WRITTEN INSTRUCTION:
Report all lines holding "institución".

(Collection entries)
* * * * *

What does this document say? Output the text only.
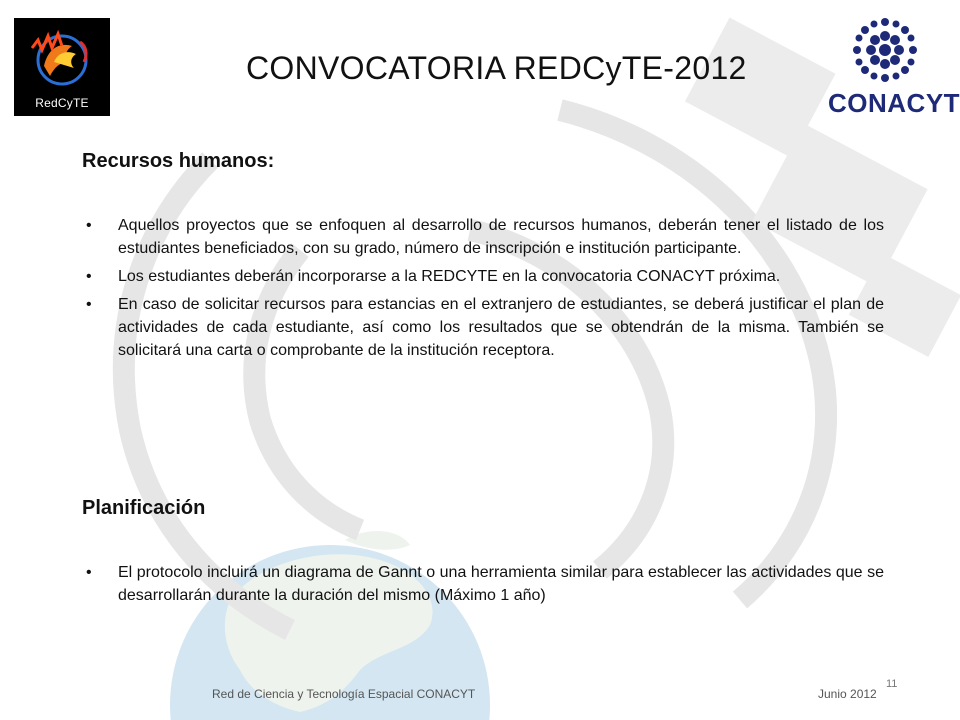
RedCyTE	CONACYT
CONVOCATORIA REDCyTE-2012
Recursos humanos:
• Aquellos proyectos que se enfoquen al desarrollo de recursos humanos, deberán tener el listado de los estudiantes beneficiados, con su grado, número de inscripción e institución participante.
• Los estudiantes deberán incorporarse a la REDCYTE en la convocatoria CONACYT próxima.
• En caso de solicitar recursos para estancias en el extranjero de estudiantes, se deberá justificar el plan de actividades de cada estudiante, así como los resultados que se obtendrán de la misma. También se solicitará una carta o comprobante de la institución receptora.
Planificación
• El protocolo incluirá un diagrama de Gannt o una herramienta similar para establecer las actividades que se desarrollarán durante la duración del mismo (Máximo 1 año)
Red de Ciencia y Tecnología Espacial CONACYT	Junio 2012
11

* * * * *

RESULT OF THIS TASK:
• Aquellos proyectos que se enfoquen al desarrollo de recursos humanos, deberán tener el listado de los estudiantes beneficiados, con su grado, número de inscripción e institución participante.
• En caso de solicitar recursos para estancias en el extranjero de estudiantes, se deberá justificar el plan de actividades de cada estudiante, así como los resultados que se obtendrán de la misma. También se solicitará una carta o comprobante de la institución receptora.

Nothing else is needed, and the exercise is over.